Rewrite the listing from its first line through the line that contains "- Point: [83, 232, 105, 246]", replacing "Point" with "Marker" and leaving everything else unchanged.

++++ Material for this exercise ++++

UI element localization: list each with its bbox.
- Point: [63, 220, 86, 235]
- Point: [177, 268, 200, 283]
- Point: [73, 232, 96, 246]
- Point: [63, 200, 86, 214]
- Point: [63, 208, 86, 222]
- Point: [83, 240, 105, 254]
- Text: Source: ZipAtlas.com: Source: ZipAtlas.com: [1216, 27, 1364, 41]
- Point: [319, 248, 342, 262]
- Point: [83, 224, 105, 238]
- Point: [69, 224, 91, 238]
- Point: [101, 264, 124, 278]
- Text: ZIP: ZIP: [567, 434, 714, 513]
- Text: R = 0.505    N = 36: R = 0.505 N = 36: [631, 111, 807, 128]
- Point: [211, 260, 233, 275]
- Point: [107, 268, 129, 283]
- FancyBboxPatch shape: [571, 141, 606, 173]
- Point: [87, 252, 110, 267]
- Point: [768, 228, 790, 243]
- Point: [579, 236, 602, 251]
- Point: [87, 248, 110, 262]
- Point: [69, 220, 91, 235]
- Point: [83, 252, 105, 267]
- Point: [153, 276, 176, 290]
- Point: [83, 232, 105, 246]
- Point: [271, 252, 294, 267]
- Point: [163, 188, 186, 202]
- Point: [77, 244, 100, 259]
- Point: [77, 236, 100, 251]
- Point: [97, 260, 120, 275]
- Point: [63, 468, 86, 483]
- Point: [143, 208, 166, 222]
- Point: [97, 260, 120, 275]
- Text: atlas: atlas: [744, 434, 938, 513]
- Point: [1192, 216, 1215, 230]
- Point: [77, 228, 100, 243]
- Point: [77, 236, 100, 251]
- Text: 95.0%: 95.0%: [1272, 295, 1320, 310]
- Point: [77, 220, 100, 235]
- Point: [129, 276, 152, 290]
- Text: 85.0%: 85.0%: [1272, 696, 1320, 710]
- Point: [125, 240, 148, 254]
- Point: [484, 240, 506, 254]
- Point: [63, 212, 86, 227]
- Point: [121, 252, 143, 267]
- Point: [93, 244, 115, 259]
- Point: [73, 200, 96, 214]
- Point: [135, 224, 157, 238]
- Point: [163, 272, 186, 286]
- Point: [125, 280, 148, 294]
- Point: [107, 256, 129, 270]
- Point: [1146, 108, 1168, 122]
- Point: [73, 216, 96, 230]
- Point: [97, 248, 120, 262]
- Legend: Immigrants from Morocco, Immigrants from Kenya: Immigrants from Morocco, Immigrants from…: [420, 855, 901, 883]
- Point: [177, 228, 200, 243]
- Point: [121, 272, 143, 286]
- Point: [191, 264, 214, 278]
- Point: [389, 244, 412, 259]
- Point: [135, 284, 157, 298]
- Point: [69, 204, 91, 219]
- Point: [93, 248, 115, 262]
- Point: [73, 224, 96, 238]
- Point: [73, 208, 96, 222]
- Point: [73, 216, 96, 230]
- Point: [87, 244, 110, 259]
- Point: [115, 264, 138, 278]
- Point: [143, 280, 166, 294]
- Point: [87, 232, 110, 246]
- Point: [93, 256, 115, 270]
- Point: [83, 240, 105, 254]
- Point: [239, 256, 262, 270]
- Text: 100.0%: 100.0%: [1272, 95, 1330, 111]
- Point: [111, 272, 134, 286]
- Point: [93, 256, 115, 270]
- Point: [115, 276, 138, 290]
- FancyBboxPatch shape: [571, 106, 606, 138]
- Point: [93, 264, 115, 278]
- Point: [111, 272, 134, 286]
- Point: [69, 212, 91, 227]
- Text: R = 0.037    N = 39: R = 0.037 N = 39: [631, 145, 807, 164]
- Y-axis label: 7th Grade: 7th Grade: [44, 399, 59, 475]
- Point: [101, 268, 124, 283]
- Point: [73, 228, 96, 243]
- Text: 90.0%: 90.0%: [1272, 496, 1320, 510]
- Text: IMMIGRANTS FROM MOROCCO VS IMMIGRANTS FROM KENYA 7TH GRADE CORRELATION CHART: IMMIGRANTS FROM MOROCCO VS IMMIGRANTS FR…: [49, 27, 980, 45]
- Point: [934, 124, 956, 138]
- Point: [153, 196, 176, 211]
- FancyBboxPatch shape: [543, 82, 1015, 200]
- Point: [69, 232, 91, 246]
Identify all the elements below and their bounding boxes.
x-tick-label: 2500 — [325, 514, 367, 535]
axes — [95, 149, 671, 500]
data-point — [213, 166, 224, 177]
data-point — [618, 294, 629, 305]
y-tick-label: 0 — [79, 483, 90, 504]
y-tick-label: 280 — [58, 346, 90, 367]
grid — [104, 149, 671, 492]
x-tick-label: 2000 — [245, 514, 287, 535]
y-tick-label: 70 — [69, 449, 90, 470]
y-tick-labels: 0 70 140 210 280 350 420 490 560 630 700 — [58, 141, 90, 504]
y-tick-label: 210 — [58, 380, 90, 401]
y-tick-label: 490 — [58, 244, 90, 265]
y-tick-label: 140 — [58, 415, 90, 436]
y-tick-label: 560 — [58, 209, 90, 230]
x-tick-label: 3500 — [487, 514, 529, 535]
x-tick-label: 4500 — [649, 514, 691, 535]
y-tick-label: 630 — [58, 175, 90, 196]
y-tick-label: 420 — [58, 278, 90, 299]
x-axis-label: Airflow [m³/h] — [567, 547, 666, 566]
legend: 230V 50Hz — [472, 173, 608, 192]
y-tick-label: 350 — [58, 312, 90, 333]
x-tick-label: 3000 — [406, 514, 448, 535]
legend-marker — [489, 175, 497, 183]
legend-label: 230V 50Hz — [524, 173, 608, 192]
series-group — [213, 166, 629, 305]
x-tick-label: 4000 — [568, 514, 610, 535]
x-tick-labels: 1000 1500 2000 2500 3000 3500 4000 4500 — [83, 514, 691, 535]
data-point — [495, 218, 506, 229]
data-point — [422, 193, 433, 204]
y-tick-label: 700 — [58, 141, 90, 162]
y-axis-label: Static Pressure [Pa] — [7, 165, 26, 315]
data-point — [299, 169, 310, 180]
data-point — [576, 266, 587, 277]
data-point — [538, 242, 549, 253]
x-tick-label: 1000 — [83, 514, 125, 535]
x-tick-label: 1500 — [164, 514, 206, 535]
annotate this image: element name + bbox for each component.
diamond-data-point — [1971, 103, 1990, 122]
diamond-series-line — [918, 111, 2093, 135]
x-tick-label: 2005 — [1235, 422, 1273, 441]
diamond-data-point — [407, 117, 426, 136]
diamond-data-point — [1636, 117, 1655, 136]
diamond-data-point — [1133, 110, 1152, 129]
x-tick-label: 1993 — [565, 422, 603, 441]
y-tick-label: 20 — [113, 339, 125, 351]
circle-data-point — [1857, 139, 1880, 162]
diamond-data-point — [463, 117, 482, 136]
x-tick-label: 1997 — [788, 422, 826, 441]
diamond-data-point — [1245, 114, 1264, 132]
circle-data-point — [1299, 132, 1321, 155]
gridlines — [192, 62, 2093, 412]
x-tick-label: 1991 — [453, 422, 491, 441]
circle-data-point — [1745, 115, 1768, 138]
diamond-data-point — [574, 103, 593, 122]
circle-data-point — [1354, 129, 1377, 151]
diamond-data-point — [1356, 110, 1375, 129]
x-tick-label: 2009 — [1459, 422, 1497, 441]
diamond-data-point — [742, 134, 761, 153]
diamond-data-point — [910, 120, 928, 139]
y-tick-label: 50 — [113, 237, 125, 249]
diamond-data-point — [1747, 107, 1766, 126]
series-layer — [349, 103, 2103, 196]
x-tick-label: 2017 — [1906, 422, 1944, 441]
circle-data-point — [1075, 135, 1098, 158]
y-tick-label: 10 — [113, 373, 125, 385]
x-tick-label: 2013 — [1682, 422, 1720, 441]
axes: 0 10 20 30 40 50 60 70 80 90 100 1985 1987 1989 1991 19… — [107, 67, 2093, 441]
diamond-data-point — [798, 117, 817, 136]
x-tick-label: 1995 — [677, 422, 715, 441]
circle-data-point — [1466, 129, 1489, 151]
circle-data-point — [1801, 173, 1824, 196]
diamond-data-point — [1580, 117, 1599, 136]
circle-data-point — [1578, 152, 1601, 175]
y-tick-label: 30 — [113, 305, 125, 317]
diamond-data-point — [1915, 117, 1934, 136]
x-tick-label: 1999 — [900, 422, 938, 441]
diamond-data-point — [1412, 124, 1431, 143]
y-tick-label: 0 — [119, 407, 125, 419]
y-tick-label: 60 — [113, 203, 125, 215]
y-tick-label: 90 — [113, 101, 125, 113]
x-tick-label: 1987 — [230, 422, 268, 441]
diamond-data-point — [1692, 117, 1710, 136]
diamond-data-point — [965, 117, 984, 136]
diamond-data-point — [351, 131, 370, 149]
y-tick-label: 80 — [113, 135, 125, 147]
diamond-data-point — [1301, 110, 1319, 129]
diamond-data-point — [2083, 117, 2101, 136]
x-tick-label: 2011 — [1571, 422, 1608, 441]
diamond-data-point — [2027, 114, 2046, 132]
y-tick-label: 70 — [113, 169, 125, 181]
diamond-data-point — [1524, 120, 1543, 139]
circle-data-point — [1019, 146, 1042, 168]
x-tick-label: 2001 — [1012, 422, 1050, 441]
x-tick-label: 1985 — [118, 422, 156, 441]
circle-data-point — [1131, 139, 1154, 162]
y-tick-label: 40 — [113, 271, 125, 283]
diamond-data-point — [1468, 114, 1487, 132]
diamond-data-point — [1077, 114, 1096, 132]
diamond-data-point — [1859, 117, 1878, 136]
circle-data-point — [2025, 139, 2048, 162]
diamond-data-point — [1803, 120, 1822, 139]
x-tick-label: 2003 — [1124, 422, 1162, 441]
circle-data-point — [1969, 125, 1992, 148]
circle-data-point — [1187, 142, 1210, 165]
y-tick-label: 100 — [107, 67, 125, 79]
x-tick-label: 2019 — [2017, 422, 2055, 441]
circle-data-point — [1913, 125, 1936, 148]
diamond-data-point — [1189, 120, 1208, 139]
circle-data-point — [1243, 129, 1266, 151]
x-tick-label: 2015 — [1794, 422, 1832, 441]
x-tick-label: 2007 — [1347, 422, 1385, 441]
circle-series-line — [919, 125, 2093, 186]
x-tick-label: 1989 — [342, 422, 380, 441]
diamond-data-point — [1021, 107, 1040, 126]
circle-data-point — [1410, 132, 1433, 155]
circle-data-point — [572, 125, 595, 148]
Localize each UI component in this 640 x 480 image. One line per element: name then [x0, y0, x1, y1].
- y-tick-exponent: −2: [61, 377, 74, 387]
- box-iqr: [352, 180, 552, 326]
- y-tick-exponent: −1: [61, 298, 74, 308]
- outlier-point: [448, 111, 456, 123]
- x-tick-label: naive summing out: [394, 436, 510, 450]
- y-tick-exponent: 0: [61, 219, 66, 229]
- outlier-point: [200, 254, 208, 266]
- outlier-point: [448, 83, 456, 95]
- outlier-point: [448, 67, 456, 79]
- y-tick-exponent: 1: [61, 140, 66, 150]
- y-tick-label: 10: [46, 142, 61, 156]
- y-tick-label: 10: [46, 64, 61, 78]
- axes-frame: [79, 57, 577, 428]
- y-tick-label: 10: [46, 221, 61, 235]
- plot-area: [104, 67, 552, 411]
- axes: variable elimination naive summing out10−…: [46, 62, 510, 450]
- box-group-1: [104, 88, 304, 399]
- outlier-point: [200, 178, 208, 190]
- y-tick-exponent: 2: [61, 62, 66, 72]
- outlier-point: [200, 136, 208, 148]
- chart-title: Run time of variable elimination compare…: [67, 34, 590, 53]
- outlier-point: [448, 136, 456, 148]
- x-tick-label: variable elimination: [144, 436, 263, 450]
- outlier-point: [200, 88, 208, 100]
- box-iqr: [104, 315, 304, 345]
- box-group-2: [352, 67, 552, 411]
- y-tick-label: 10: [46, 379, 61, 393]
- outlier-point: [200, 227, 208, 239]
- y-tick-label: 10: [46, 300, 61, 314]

++++

- _Result for this exercise_
UI element localization: list each with its bbox.
- Marker: [63, 220, 86, 235]
- Marker: [177, 268, 200, 283]
- Marker: [73, 232, 96, 246]
- Marker: [63, 200, 86, 214]
- Marker: [63, 208, 86, 222]
- Marker: [83, 240, 105, 254]
- Text: Source: ZipAtlas.com: Source: ZipAtlas.com: [1216, 27, 1364, 41]
- Marker: [319, 248, 342, 262]
- Marker: [83, 224, 105, 238]
- Marker: [69, 224, 91, 238]
- Marker: [101, 264, 124, 278]
- Text: ZIP: ZIP: [567, 434, 714, 513]
- Text: R = 0.505    N = 36: R = 0.505 N = 36: [631, 111, 807, 128]
- Marker: [211, 260, 233, 275]
- Marker: [107, 268, 129, 283]
- FancyBboxPatch shape: [571, 141, 606, 173]
- Marker: [87, 252, 110, 267]
- Marker: [768, 228, 790, 243]
- Marker: [579, 236, 602, 251]
- Marker: [87, 248, 110, 262]
- Marker: [69, 220, 91, 235]
- Marker: [83, 252, 105, 267]
- Marker: [153, 276, 176, 290]
- Marker: [83, 232, 105, 246]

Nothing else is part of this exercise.